[What to work on]
Do not carry the pictures over; copy every other part of the entries exactly.

[Available records]

-----

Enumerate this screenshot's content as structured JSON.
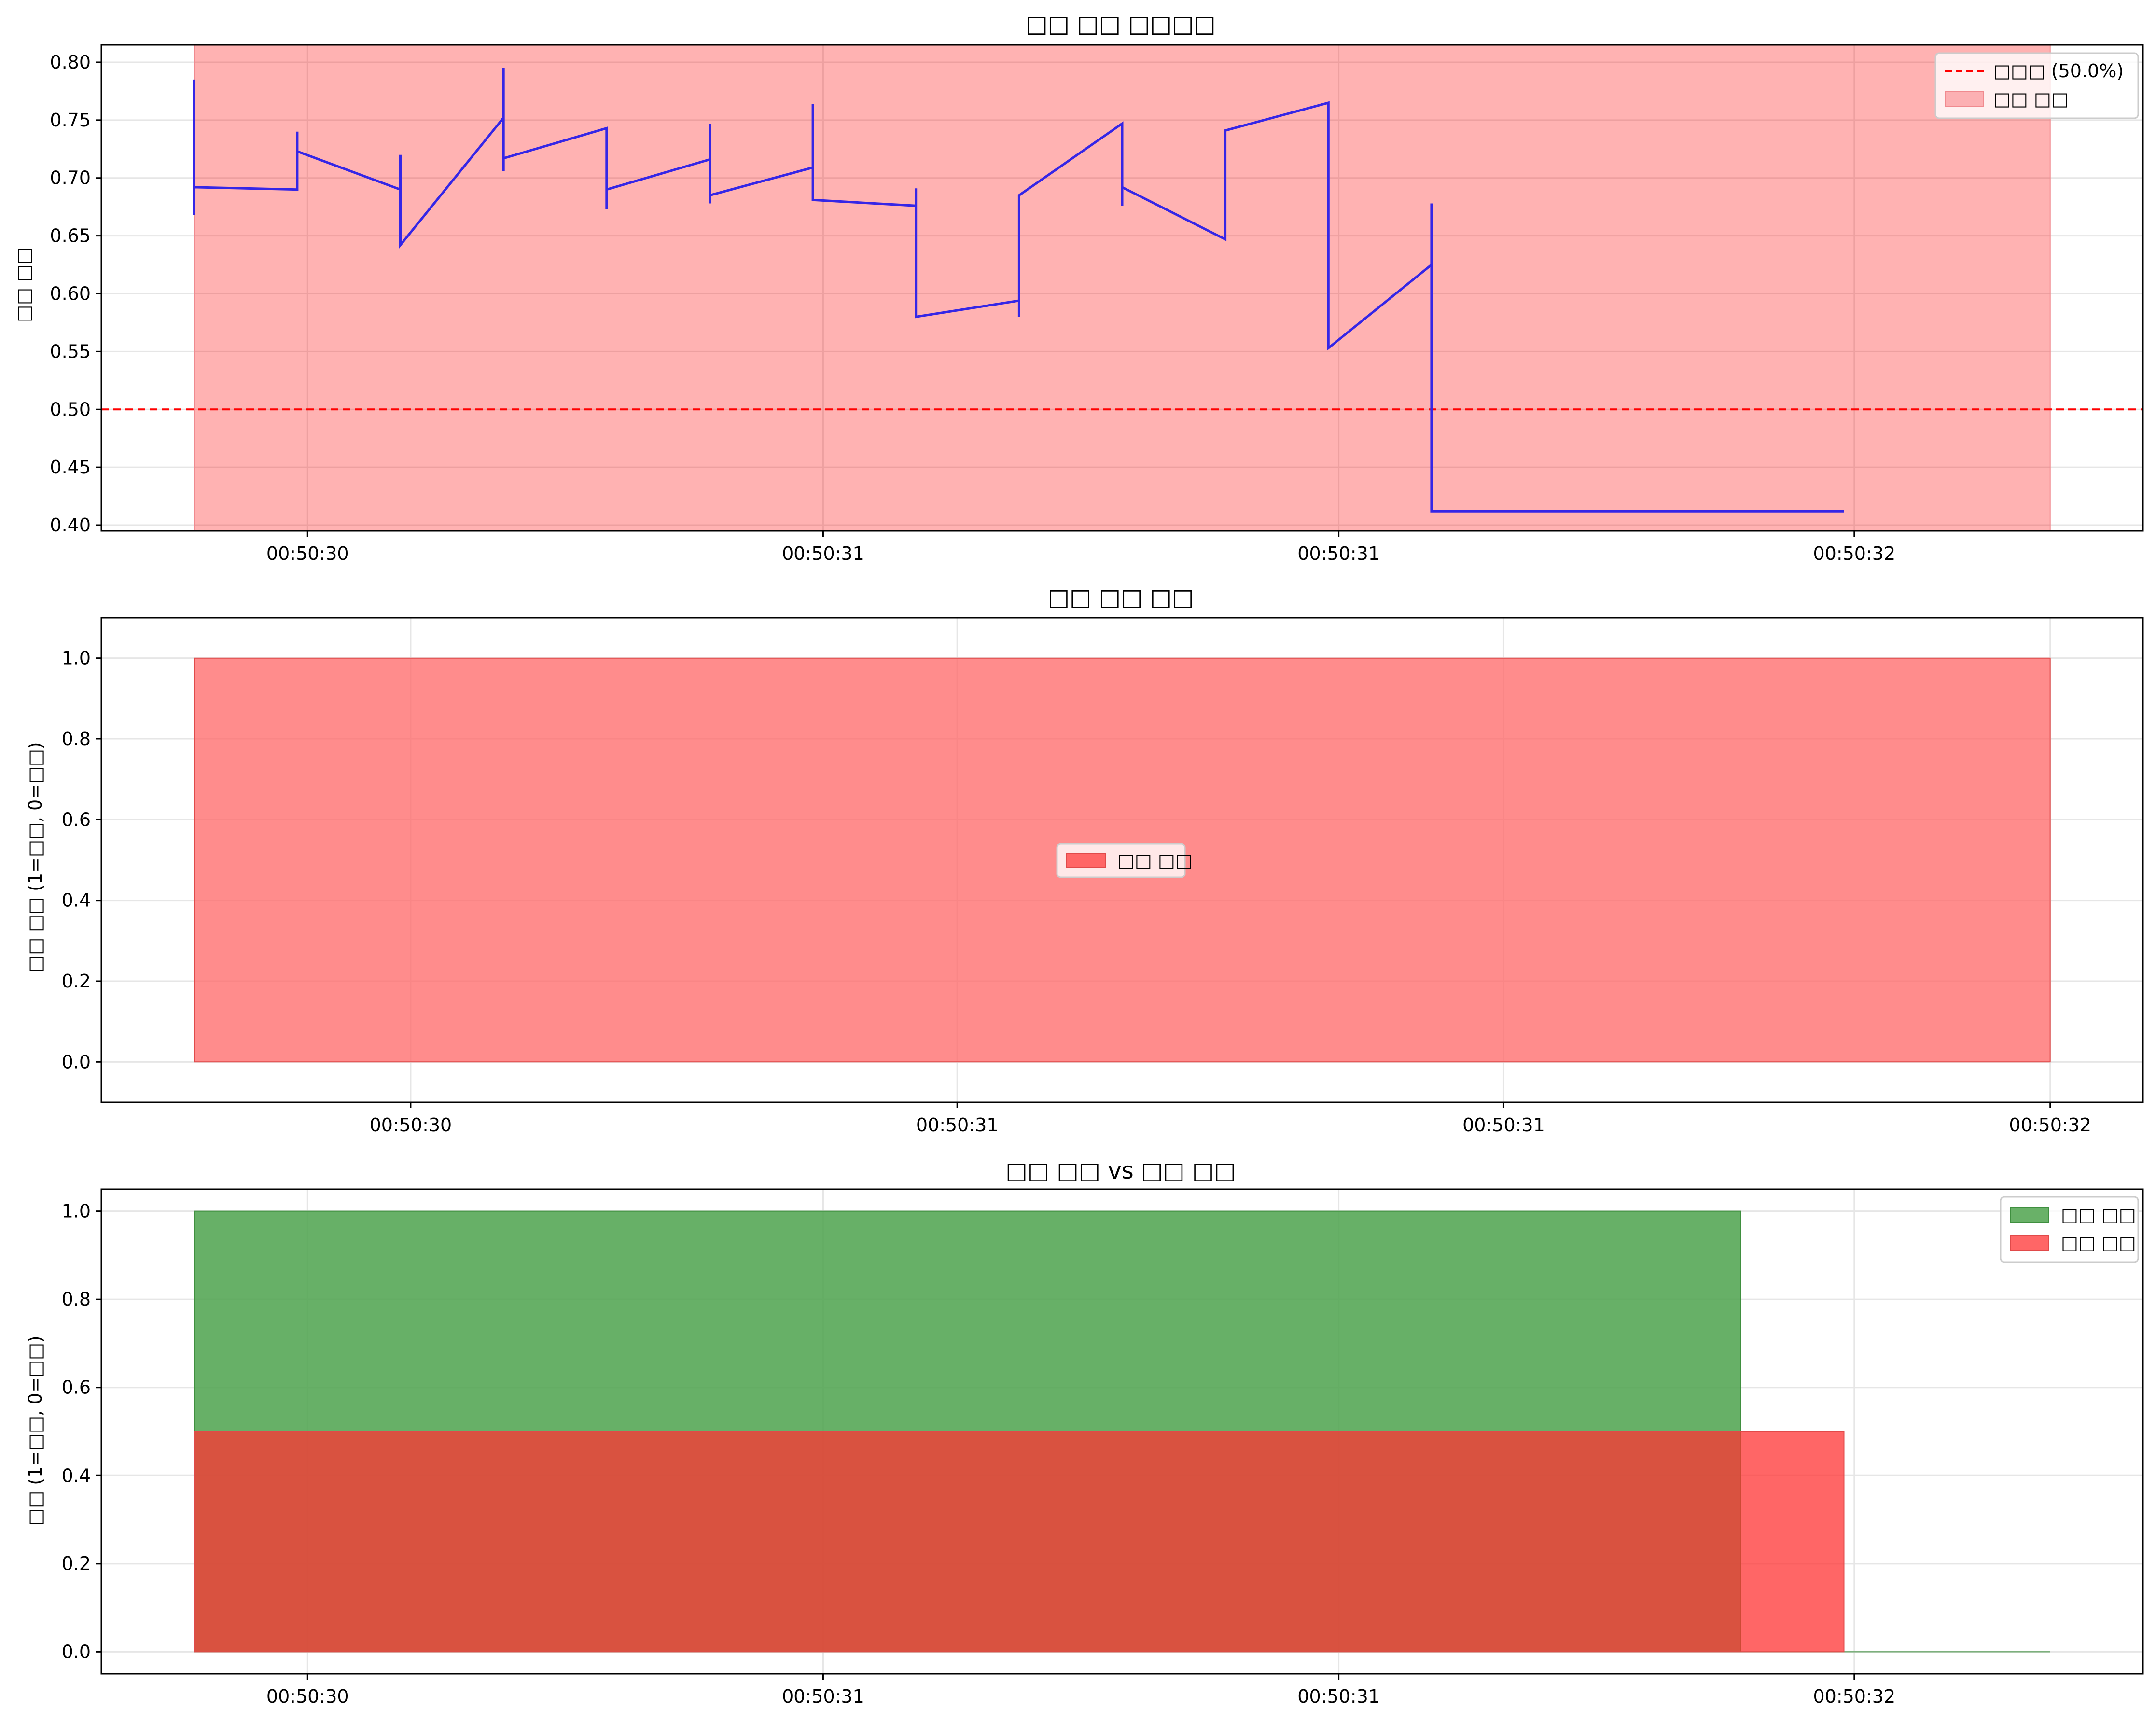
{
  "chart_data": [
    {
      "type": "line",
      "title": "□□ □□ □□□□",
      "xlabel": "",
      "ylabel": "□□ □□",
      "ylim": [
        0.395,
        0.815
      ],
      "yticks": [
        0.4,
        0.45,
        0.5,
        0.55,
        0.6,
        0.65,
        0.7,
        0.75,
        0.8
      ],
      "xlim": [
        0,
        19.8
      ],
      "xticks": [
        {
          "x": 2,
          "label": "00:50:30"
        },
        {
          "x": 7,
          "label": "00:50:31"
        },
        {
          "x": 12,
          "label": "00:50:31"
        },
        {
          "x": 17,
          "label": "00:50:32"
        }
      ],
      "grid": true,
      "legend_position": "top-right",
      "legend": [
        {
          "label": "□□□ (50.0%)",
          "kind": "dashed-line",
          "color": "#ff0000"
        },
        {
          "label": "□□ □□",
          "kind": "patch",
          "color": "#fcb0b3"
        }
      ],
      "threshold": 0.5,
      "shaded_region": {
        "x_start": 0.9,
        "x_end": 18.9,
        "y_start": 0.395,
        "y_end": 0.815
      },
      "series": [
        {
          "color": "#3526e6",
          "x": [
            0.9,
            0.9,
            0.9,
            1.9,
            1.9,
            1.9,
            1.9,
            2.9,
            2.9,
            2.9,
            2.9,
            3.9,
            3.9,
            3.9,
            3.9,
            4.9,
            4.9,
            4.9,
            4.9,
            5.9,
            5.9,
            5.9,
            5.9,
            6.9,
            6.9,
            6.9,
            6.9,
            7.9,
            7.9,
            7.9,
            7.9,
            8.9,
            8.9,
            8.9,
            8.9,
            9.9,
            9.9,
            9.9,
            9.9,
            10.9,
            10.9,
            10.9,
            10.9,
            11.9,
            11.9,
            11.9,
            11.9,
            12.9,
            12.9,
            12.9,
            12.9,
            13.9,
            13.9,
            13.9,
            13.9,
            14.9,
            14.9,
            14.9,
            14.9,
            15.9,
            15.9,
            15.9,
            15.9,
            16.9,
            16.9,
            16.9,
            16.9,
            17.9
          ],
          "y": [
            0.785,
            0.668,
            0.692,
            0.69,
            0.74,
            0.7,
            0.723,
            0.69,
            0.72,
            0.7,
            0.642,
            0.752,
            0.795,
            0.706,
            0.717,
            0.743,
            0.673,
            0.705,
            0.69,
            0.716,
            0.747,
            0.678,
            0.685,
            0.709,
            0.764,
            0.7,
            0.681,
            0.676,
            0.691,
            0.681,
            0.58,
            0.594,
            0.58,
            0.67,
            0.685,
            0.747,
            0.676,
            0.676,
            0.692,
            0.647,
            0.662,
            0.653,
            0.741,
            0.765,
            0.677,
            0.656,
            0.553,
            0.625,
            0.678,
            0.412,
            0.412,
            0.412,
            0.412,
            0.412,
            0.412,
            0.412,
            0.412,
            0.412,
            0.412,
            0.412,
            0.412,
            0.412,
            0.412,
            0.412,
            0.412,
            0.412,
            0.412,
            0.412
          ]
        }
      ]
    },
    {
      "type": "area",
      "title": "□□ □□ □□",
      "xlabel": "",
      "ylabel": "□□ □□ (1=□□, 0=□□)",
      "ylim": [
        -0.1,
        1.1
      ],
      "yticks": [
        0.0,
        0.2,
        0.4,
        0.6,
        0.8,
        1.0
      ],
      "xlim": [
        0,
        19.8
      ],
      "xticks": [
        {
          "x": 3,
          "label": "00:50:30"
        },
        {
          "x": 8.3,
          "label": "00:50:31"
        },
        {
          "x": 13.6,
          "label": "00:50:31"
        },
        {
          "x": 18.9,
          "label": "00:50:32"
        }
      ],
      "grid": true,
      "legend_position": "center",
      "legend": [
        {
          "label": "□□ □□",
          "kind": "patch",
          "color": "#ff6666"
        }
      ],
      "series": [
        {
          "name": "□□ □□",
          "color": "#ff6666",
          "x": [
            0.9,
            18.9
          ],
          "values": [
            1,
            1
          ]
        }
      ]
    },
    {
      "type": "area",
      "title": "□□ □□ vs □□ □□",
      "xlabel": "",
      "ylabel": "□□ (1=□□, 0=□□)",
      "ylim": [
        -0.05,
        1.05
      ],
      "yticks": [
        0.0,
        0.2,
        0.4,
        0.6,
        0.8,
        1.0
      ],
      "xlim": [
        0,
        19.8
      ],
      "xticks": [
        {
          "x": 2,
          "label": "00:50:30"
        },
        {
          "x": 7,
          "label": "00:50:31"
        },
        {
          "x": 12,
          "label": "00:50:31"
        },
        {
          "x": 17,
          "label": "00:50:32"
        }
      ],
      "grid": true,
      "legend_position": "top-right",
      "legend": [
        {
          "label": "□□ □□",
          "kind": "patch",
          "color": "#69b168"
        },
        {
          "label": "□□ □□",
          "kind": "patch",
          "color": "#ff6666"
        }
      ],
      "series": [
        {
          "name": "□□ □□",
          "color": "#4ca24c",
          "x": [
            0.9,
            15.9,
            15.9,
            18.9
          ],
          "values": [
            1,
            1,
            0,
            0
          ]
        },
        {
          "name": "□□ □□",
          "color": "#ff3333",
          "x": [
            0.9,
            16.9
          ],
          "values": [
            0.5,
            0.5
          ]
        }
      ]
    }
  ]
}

-----

[The completed task]
Enumerate this screenshot's content as structured JSON.
{
  "chart_data": [
    {
      "type": "line",
      "title": "□□ □□ □□□□",
      "xlabel": "",
      "ylabel": "□□ □□",
      "ylim": [
        0.395,
        0.815
      ],
      "yticks": [
        0.4,
        0.45,
        0.5,
        0.55,
        0.6,
        0.65,
        0.7,
        0.75,
        0.8
      ],
      "xlim": [
        0,
        19.8
      ],
      "xticks": [
        {
          "x": 2,
          "label": "00:50:30"
        },
        {
          "x": 7,
          "label": "00:50:31"
        },
        {
          "x": 12,
          "label": "00:50:31"
        },
        {
          "x": 17,
          "label": "00:50:32"
        }
      ],
      "grid": true,
      "legend_position": "top-right",
      "legend": [
        {
          "label": "□□□ (50.0%)",
          "kind": "dashed-line",
          "color": "#ff0000"
        },
        {
          "label": "□□ □□",
          "kind": "patch",
          "color": "#fcb0b3"
        }
      ],
      "threshold": 0.5,
      "shaded_region": {
        "x_start": 0.9,
        "x_end": 18.9,
        "y_start": 0.395,
        "y_end": 0.815
      },
      "series": [
        {
          "color": "#3526e6",
          "x": [
            0.9,
            0.9,
            0.9,
            1.9,
            1.9,
            1.9,
            1.9,
            2.9,
            2.9,
            2.9,
            2.9,
            3.9,
            3.9,
            3.9,
            3.9,
            4.9,
            4.9,
            4.9,
            4.9,
            5.9,
            5.9,
            5.9,
            5.9,
            6.9,
            6.9,
            6.9,
            6.9,
            7.9,
            7.9,
            7.9,
            7.9,
            8.9,
            8.9,
            8.9,
            8.9,
            9.9,
            9.9,
            9.9,
            9.9,
            10.9,
            10.9,
            10.9,
            10.9,
            11.9,
            11.9,
            11.9,
            11.9,
            12.9,
            12.9,
            12.9,
            12.9,
            13.9,
            13.9,
            13.9,
            13.9,
            14.9,
            14.9,
            14.9,
            14.9,
            15.9,
            15.9,
            15.9,
            15.9,
            16.9,
            16.9,
            16.9,
            16.9,
            17.9
          ],
          "y": [
            0.785,
            0.668,
            0.692,
            0.69,
            0.74,
            0.7,
            0.723,
            0.69,
            0.72,
            0.7,
            0.642,
            0.752,
            0.795,
            0.706,
            0.717,
            0.743,
            0.673,
            0.705,
            0.69,
            0.716,
            0.747,
            0.678,
            0.685,
            0.709,
            0.764,
            0.7,
            0.681,
            0.676,
            0.691,
            0.681,
            0.58,
            0.594,
            0.58,
            0.67,
            0.685,
            0.747,
            0.676,
            0.676,
            0.692,
            0.647,
            0.662,
            0.653,
            0.741,
            0.765,
            0.677,
            0.656,
            0.553,
            0.625,
            0.678,
            0.412,
            0.412,
            0.412,
            0.412,
            0.412,
            0.412,
            0.412,
            0.412,
            0.412,
            0.412,
            0.412,
            0.412,
            0.412,
            0.412,
            0.412,
            0.412,
            0.412,
            0.412,
            0.412
          ]
        }
      ]
    },
    {
      "type": "area",
      "title": "□□ □□ □□",
      "xlabel": "",
      "ylabel": "□□ □□ (1=□□, 0=□□)",
      "ylim": [
        -0.1,
        1.1
      ],
      "yticks": [
        0.0,
        0.2,
        0.4,
        0.6,
        0.8,
        1.0
      ],
      "xlim": [
        0,
        19.8
      ],
      "xticks": [
        {
          "x": 3,
          "label": "00:50:30"
        },
        {
          "x": 8.3,
          "label": "00:50:31"
        },
        {
          "x": 13.6,
          "label": "00:50:31"
        },
        {
          "x": 18.9,
          "label": "00:50:32"
        }
      ],
      "grid": true,
      "legend_position": "center",
      "legend": [
        {
          "label": "□□ □□",
          "kind": "patch",
          "color": "#ff6666"
        }
      ],
      "series": [
        {
          "name": "□□ □□",
          "color": "#ff6666",
          "x": [
            0.9,
            18.9
          ],
          "values": [
            1,
            1
          ]
        }
      ]
    },
    {
      "type": "area",
      "title": "□□ □□ vs □□ □□",
      "xlabel": "",
      "ylabel": "□□ (1=□□, 0=□□)",
      "ylim": [
        -0.05,
        1.05
      ],
      "yticks": [
        0.0,
        0.2,
        0.4,
        0.6,
        0.8,
        1.0
      ],
      "xlim": [
        0,
        19.8
      ],
      "xticks": [
        {
          "x": 2,
          "label": "00:50:30"
        },
        {
          "x": 7,
          "label": "00:50:31"
        },
        {
          "x": 12,
          "label": "00:50:31"
        },
        {
          "x": 17,
          "label": "00:50:32"
        }
      ],
      "grid": true,
      "legend_position": "top-right",
      "legend": [
        {
          "label": "□□ □□",
          "kind": "patch",
          "color": "#69b168"
        },
        {
          "label": "□□ □□",
          "kind": "patch",
          "color": "#ff6666"
        }
      ],
      "series": [
        {
          "name": "□□ □□",
          "color": "#4ca24c",
          "x": [
            0.9,
            15.9,
            15.9,
            18.9
          ],
          "values": [
            1,
            1,
            0,
            0
          ]
        },
        {
          "name": "□□ □□",
          "color": "#ff3333",
          "x": [
            0.9,
            16.9
          ],
          "values": [
            0.5,
            0.5
          ]
        }
      ]
    }
  ]
}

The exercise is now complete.